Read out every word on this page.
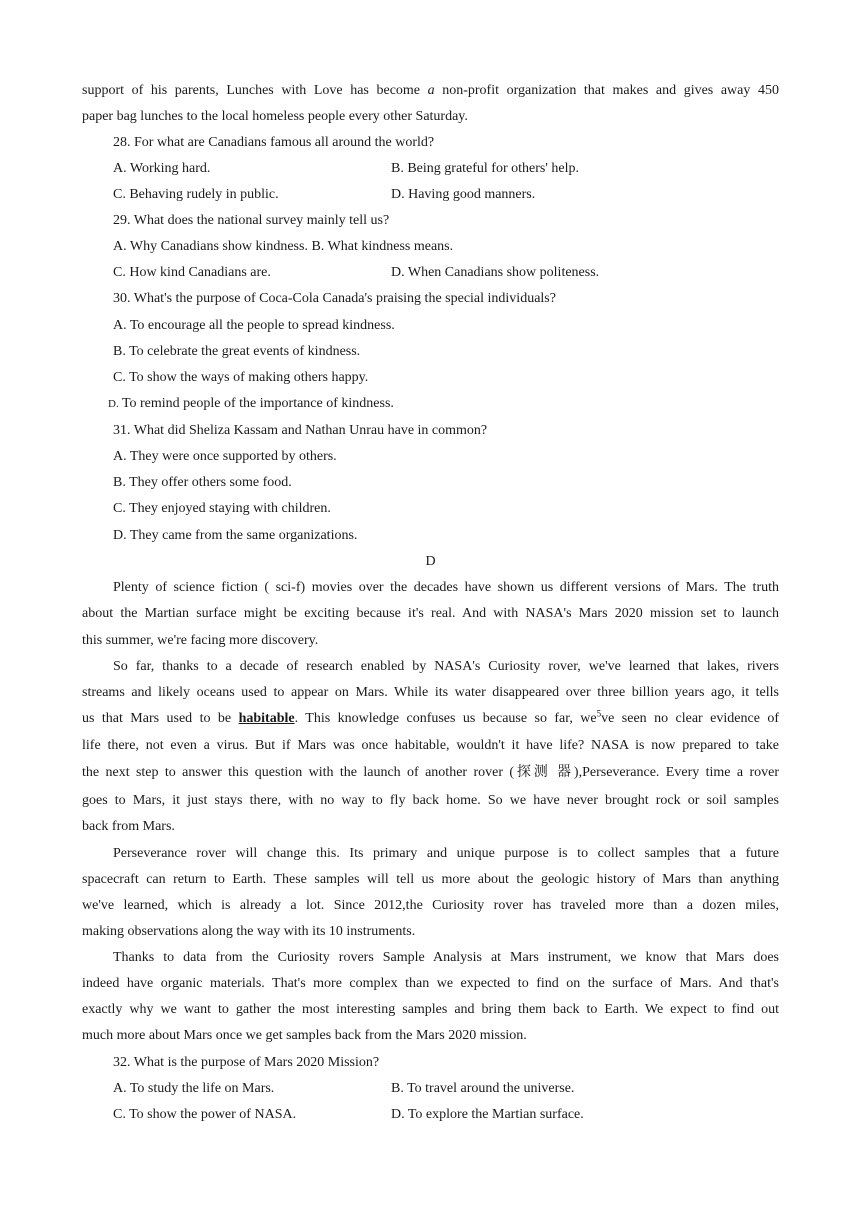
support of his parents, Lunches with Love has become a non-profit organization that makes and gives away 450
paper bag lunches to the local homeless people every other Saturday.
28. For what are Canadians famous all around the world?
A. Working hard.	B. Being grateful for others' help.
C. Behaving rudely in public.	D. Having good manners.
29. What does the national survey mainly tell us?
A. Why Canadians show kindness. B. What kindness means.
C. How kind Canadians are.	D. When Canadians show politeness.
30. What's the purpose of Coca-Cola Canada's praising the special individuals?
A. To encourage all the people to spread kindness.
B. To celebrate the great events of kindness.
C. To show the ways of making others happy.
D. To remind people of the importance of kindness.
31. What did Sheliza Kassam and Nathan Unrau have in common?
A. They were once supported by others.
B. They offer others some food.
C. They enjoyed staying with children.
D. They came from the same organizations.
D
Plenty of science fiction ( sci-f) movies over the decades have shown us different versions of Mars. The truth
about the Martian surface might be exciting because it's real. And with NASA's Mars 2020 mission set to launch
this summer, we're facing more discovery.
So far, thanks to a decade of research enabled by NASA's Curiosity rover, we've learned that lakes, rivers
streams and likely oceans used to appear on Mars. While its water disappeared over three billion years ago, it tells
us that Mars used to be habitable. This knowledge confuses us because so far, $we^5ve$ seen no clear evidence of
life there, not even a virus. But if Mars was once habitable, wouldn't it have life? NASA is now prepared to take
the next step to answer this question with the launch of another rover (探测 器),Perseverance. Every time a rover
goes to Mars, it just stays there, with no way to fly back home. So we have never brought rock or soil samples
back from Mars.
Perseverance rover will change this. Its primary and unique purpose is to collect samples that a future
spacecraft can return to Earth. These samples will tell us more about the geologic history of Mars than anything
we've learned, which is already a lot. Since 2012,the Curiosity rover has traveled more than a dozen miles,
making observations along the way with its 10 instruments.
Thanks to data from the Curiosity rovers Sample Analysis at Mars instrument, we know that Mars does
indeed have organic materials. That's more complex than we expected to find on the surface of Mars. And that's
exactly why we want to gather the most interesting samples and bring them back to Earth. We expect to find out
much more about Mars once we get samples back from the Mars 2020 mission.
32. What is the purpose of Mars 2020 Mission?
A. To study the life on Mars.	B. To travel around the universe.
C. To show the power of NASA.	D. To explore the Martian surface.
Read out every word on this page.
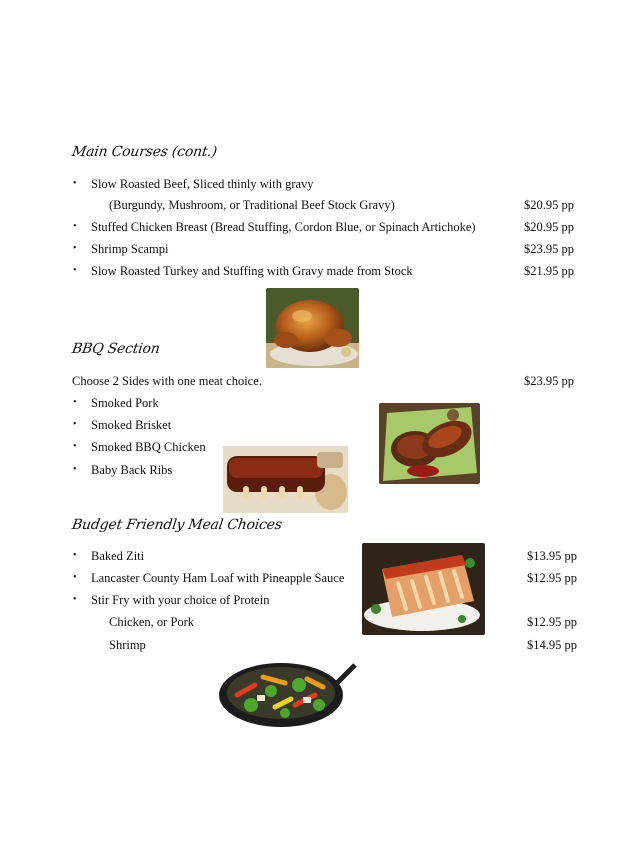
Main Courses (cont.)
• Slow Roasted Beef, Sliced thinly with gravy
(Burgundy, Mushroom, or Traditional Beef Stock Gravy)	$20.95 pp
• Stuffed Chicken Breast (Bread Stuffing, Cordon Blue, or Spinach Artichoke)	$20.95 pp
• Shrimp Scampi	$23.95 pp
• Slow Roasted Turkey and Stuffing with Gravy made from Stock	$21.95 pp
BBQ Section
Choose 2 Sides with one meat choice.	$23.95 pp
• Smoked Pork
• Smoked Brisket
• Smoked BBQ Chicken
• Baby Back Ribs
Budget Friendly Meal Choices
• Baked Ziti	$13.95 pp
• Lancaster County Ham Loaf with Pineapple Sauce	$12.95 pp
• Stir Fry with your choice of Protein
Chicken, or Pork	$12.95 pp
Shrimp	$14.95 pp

______________________________

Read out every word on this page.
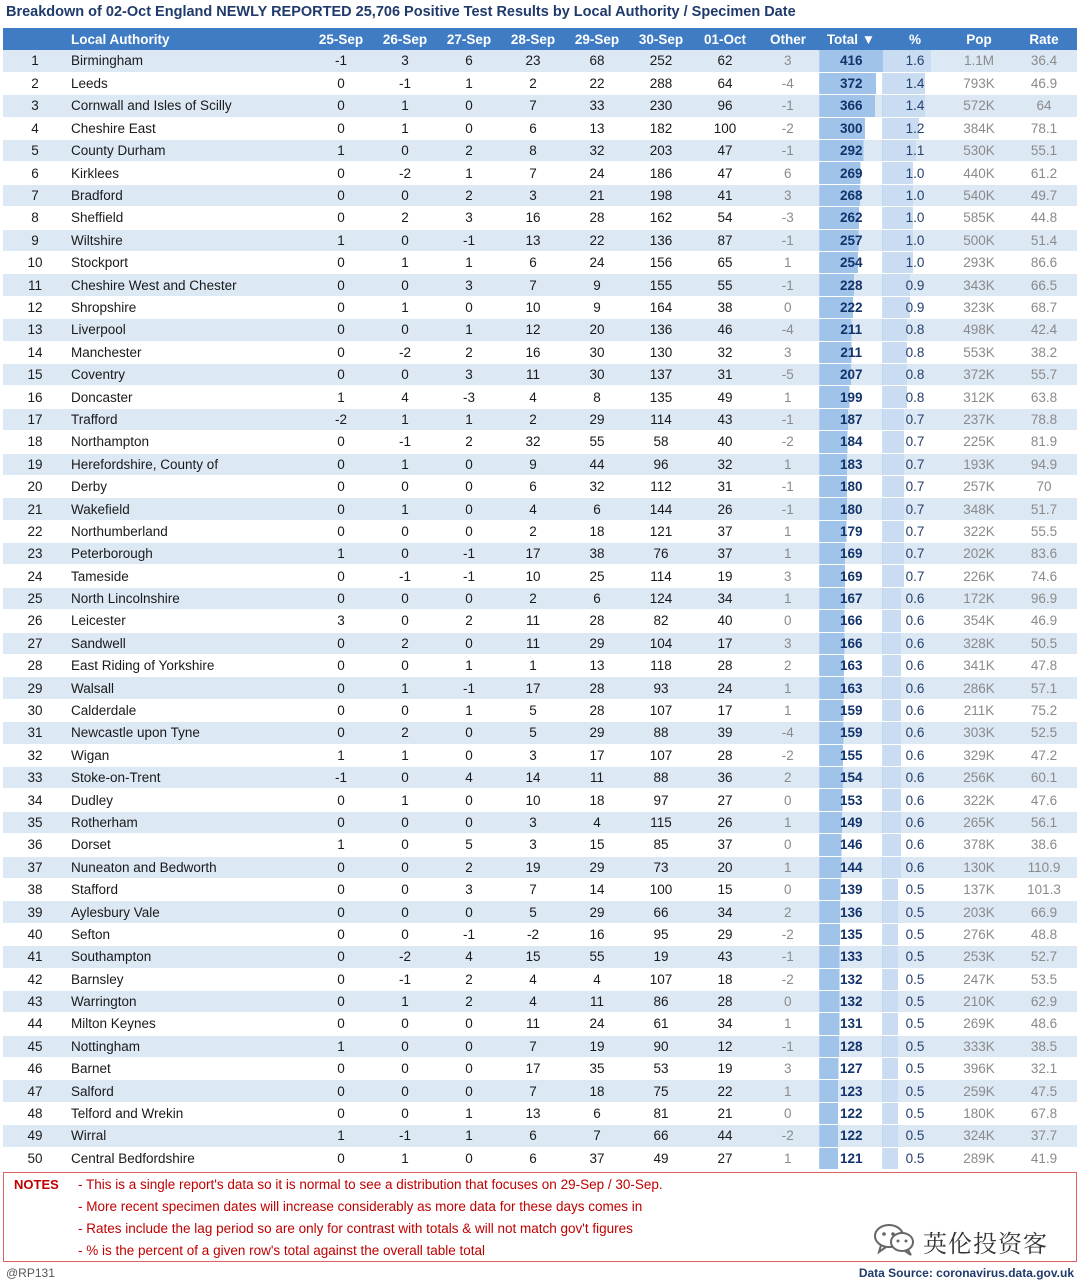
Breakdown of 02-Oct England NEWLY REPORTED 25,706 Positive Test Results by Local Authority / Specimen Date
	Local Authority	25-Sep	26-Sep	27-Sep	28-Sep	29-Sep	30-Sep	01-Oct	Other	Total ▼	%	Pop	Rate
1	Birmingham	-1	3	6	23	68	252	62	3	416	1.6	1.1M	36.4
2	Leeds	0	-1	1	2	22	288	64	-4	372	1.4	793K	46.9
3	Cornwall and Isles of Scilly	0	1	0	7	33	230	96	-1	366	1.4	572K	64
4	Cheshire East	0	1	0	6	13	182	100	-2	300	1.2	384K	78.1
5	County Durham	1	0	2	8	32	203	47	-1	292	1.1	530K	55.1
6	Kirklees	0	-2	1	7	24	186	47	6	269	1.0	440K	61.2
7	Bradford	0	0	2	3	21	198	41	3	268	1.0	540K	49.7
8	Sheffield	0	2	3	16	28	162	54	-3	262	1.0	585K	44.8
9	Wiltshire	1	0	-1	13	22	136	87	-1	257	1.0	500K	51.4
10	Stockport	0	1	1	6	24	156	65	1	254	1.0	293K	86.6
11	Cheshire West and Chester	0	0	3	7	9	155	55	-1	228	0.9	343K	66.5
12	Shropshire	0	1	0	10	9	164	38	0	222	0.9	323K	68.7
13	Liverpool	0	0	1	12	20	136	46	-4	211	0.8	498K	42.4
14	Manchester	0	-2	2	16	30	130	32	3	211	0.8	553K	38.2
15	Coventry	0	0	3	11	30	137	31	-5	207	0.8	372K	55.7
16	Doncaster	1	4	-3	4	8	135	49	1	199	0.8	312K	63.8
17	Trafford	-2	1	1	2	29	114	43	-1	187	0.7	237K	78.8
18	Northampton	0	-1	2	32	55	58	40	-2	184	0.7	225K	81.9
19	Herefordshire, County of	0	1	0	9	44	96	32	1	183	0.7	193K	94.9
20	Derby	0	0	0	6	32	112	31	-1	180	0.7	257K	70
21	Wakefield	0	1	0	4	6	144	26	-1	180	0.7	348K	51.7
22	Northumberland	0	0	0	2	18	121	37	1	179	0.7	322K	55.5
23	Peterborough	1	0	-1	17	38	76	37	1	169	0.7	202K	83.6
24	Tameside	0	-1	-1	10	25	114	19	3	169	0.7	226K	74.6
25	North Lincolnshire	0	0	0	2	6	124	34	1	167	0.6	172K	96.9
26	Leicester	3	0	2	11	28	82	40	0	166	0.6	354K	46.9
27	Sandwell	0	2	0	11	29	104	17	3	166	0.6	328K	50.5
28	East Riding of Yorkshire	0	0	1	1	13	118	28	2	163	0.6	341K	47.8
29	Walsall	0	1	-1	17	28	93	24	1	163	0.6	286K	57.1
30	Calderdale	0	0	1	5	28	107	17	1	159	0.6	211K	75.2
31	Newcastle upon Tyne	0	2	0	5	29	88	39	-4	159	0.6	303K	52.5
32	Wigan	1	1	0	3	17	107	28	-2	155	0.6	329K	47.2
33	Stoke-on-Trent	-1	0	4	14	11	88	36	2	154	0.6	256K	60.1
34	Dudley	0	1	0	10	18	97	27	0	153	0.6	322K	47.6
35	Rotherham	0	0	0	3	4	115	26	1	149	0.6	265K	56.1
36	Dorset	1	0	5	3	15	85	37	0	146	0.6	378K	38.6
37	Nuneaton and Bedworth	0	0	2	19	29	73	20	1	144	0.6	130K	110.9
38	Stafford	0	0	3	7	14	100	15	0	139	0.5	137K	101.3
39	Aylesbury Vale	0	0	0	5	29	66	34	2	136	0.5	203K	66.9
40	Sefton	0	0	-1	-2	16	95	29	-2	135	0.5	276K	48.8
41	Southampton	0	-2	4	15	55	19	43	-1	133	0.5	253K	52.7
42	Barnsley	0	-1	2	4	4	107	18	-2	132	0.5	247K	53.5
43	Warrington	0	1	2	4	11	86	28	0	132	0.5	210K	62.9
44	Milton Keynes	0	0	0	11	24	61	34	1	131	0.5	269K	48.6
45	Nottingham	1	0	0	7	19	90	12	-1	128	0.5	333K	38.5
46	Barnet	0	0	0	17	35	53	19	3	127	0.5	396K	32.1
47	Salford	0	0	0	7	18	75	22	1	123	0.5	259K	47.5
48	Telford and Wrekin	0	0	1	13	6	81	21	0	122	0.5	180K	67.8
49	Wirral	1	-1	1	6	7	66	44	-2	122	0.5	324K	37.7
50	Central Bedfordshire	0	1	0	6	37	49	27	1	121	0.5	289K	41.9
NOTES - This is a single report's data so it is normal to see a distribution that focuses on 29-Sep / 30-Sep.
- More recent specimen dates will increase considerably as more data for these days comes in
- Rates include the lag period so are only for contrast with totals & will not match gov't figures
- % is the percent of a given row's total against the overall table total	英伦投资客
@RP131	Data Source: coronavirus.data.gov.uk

______________________________

__What is needed__.
The reply should consist of one number: how many lines of the material contain the word "habitable".

__Task response__.
2